**Items from a data source:**
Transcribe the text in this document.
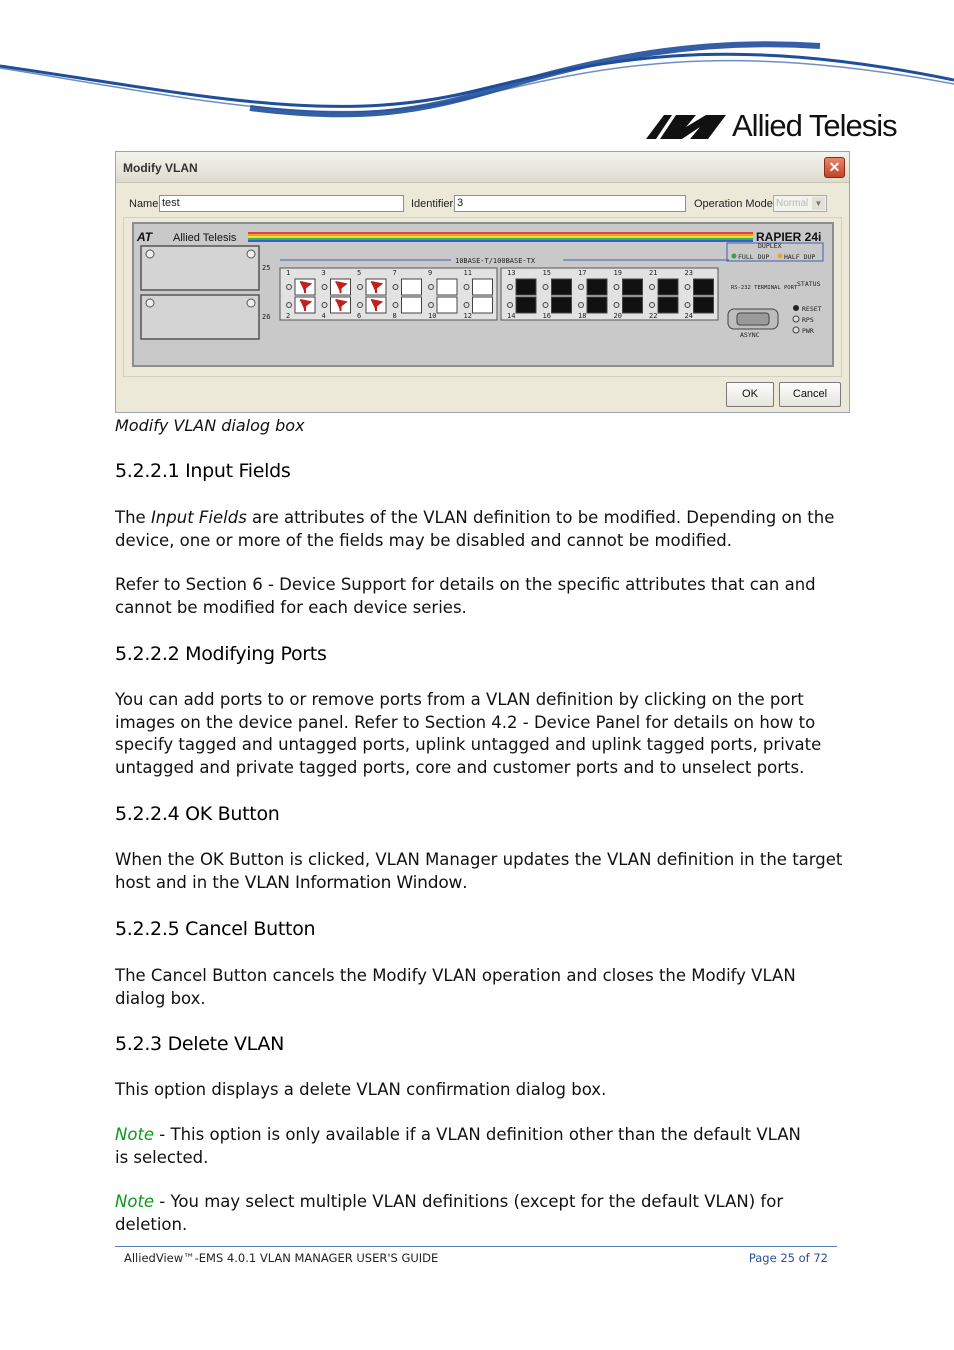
Allied Telesis
Modify VLAN	✕
Name test	Identifier 3	Operation Mode Normal ▼
AT Allied Telesis	RAPIER 24i
25
26
10BASE-T/100BASE-TX
1
2
3
4
5
6
7
8
9
10
11
12
13
14
15
16
17
18
19
20
21
22
23
24
DUPLEX
FULL DUP HALF DUP
RS-232 TERMINAL PORT
ASYNC
STATUS
RESET
RPS
PWR
OK	Cancel
Modify VLAN dialog box
5.2.2.1 Input Fields
The Input Fields are attributes of the VLAN definition to be modified. Depending on the device, one or more of the fields may be disabled and cannot be modified.
Refer to Section 6 - Device Support for details on the specific attributes that can and cannot be modified for each device series.
5.2.2.2 Modifying Ports
You can add ports to or remove ports from a VLAN definition by clicking on the port images on the device panel. Refer to Section 4.2 - Device Panel for details on how to specify tagged and untagged ports, uplink untagged and uplink tagged ports, private untagged and private tagged ports, core and customer ports and to unselect ports.
5.2.2.4 OK Button
When the OK Button is clicked, VLAN Manager updates the VLAN definition in the target host and in the VLAN Information Window.
5.2.2.5 Cancel Button
The Cancel Button cancels the Modify VLAN operation and closes the Modify VLAN dialog box.
5.2.3 Delete VLAN
This option displays a delete VLAN confirmation dialog box.
Note - This option is only available if a VLAN definition other than the default VLAN
is selected.
Note - You may select multiple VLAN definitions (except for the default VLAN) for deletion.
AlliedView™-EMS 4.0.1 VLAN MANAGER USER'S GUIDE	Page 25 of 72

**Given problem:** Copy out every line from the records that has the word "Note".

**In response:**
Note - This option is only available if a VLAN definition other than the default VLAN
Note - You may select multiple VLAN definitions (except for the default VLAN) for deletion.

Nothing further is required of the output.